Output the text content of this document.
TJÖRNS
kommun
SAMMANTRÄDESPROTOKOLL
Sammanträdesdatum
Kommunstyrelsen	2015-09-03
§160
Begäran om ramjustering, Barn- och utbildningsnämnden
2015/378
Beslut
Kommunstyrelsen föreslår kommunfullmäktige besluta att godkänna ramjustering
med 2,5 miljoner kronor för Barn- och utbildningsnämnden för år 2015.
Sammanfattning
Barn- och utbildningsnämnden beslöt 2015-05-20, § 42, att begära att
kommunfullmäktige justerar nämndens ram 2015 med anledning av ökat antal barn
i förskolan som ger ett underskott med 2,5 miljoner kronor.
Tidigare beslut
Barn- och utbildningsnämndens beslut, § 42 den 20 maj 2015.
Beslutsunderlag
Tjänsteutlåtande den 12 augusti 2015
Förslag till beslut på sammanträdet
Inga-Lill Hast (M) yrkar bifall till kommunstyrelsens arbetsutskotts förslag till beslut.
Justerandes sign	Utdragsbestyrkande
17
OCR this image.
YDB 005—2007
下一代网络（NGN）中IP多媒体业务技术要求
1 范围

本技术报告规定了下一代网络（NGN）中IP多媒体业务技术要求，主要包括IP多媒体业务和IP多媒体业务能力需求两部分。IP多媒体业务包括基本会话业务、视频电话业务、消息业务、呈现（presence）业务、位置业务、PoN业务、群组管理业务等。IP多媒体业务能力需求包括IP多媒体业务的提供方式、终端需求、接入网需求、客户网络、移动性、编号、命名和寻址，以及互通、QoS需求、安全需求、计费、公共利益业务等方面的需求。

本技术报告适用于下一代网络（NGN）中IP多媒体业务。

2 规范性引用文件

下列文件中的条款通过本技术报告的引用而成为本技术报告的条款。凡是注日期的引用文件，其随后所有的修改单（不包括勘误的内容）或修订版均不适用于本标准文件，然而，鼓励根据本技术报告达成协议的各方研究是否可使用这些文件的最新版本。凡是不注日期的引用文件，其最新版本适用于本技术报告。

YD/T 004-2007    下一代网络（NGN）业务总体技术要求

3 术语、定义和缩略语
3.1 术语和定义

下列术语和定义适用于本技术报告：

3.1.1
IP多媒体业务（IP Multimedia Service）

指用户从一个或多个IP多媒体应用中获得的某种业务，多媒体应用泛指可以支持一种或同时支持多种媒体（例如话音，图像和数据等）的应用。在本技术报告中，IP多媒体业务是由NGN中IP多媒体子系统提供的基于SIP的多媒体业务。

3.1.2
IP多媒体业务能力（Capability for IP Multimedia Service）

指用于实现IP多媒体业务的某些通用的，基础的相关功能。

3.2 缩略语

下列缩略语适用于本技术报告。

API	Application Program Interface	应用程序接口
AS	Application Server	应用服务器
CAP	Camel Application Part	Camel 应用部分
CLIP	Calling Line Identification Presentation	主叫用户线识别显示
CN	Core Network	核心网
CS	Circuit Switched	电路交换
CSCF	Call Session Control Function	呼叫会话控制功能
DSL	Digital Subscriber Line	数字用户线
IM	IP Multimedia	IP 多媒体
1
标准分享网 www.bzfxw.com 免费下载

= What to produce =
Return every entry exactly as given.

= Response =
Output the text content of this document.
TJÖRNS
kommun
SAMMANTRÄDESPROTOKOLL
Sammanträdesdatum
Kommunstyrelsen	2015-09-03
§160
Begäran om ramjustering, Barn- och utbildningsnämnden
2015/378
Beslut
Kommunstyrelsen föreslår kommunfullmäktige besluta att godkänna ramjustering
med 2,5 miljoner kronor för Barn- och utbildningsnämnden för år 2015.
Sammanfattning
Barn- och utbildningsnämnden beslöt 2015-05-20, § 42, att begära att
kommunfullmäktige justerar nämndens ram 2015 med anledning av ökat antal barn
i förskolan som ger ett underskott med 2,5 miljoner kronor.
Tidigare beslut
Barn- och utbildningsnämndens beslut, § 42 den 20 maj 2015.
Beslutsunderlag
Tjänsteutlåtande den 12 augusti 2015
Förslag till beslut på sammanträdet
Inga-Lill Hast (M) yrkar bifall till kommunstyrelsens arbetsutskotts förslag till beslut.
Justerandes sign	Utdragsbestyrkande
17
OCR this image.
YDB 005—2007
下一代网络（NGN）中IP多媒体业务技术要求
1 范围

本技术报告规定了下一代网络（NGN）中IP多媒体业务技术要求，主要包括IP多媒体业务和IP多媒体业务能力需求两部分。IP多媒体业务包括基本会话业务、视频电话业务、消息业务、呈现（presence）业务、位置业务、PoN业务、群组管理业务等。IP多媒体业务能力需求包括IP多媒体业务的提供方式、终端需求、接入网需求、客户网络、移动性、编号、命名和寻址，以及互通、QoS需求、安全需求、计费、公共利益业务等方面的需求。

本技术报告适用于下一代网络（NGN）中IP多媒体业务。

2 规范性引用文件

下列文件中的条款通过本技术报告的引用而成为本技术报告的条款。凡是注日期的引用文件，其随后所有的修改单（不包括勘误的内容）或修订版均不适用于本标准文件，然而，鼓励根据本技术报告达成协议的各方研究是否可使用这些文件的最新版本。凡是不注日期的引用文件，其最新版本适用于本技术报告。

YD/T 004-2007    下一代网络（NGN）业务总体技术要求

3 术语、定义和缩略语
3.1 术语和定义

下列术语和定义适用于本技术报告：

3.1.1
IP多媒体业务（IP Multimedia Service）

指用户从一个或多个IP多媒体应用中获得的某种业务，多媒体应用泛指可以支持一种或同时支持多种媒体（例如话音，图像和数据等）的应用。在本技术报告中，IP多媒体业务是由NGN中IP多媒体子系统提供的基于SIP的多媒体业务。

3.1.2
IP多媒体业务能力（Capability for IP Multimedia Service）

指用于实现IP多媒体业务的某些通用的，基础的相关功能。

3.2 缩略语

下列缩略语适用于本技术报告。

API	Application Program Interface	应用程序接口
AS	Application Server	应用服务器
CAP	Camel Application Part	Camel 应用部分
CLIP	Calling Line Identification Presentation	主叫用户线识别显示
CN	Core Network	核心网
CS	Circuit Switched	电路交换
CSCF	Call Session Control Function	呼叫会话控制功能
DSL	Digital Subscriber Line	数字用户线
IM	IP Multimedia	IP 多媒体
1
标准分享网 www.bzfxw.com 免费下载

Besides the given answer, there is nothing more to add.